**Material**
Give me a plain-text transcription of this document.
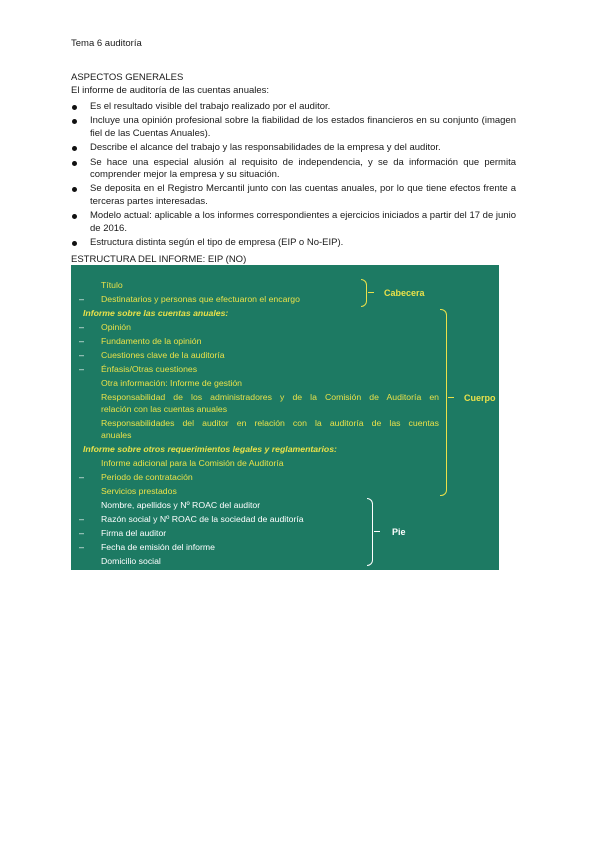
Tema 6 auditoría
ASPECTOS GENERALES
El informe de auditoría de las cuentas anuales:
Es el resultado visible del trabajo realizado por el auditor.
Incluye una opinión profesional sobre la fiabilidad de los estados financieros en su conjunto (imagen fiel de las Cuentas Anuales).
Describe el alcance del trabajo y las responsabilidades de la empresa y del auditor.
Se hace una especial alusión al requisito de independencia, y se da información que permita comprender mejor la empresa y su situación.
Se deposita en el Registro Mercantil junto con las cuentas anuales, por lo que tiene efectos frente a terceras partes interesadas.
Modelo actual: aplicable a los informes correspondientes a ejercicios iniciados a partir del 17 de junio de 2016.
Estructura distinta según el tipo de empresa (EIP o No-EIP).
ESTRUCTURA DEL INFORME: EIP (NO)
Título
– Destinatarios y personas que efectuaron el encargo
Cabecera
Informe sobre las cuentas anuales:
– Opinión
– Fundamento de la opinión
– Cuestiones clave de la auditoría
– Énfasis/Otras cuestiones
Otra información: Informe de gestión
Responsabilidad de los administradores y de la Comisión de Auditoría en
relación con las cuentas anuales
Responsabilidades del auditor en relación con la auditoría de las cuentas
anuales
Informe sobre otros requerimientos legales y reglamentarios:
Informe adicional para la Comisión de Auditoría
– Periodo de contratación
Servicios prestados
Cuerpo
Nombre, apellidos y Nº ROAC del auditor
– Razón social y Nº ROAC de la sociedad de auditoría
– Firma del auditor
– Fecha de emisión del informe
Domicilio social
Pie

**Short exercise**
Print the full listing exactly, dropping the pictures.

**Reply**
Give me a plain-text transcription of this document.
Tema 6 auditoría
ASPECTOS GENERALES
El informe de auditoría de las cuentas anuales:
Es el resultado visible del trabajo realizado por el auditor.
Incluye una opinión profesional sobre la fiabilidad de los estados financieros en su conjunto (imagen fiel de las Cuentas Anuales).
Describe el alcance del trabajo y las responsabilidades de la empresa y del auditor.
Se hace una especial alusión al requisito de independencia, y se da información que permita comprender mejor la empresa y su situación.
Se deposita en el Registro Mercantil junto con las cuentas anuales, por lo que tiene efectos frente a terceras partes interesadas.
Modelo actual: aplicable a los informes correspondientes a ejercicios iniciados a partir del 17 de junio de 2016.
Estructura distinta según el tipo de empresa (EIP o No-EIP).
ESTRUCTURA DEL INFORME: EIP (NO)
Título
– Destinatarios y personas que efectuaron el encargo
Cabecera
Informe sobre las cuentas anuales:
– Opinión
– Fundamento de la opinión
– Cuestiones clave de la auditoría
– Énfasis/Otras cuestiones
Otra información: Informe de gestión
Responsabilidad de los administradores y de la Comisión de Auditoría en
relación con las cuentas anuales
Responsabilidades del auditor en relación con la auditoría de las cuentas
anuales
Informe sobre otros requerimientos legales y reglamentarios:
Informe adicional para la Comisión de Auditoría
– Periodo de contratación
Servicios prestados
Cuerpo
Nombre, apellidos y Nº ROAC del auditor
– Razón social y Nº ROAC de la sociedad de auditoría
– Firma del auditor
– Fecha de emisión del informe
Domicilio social
Pie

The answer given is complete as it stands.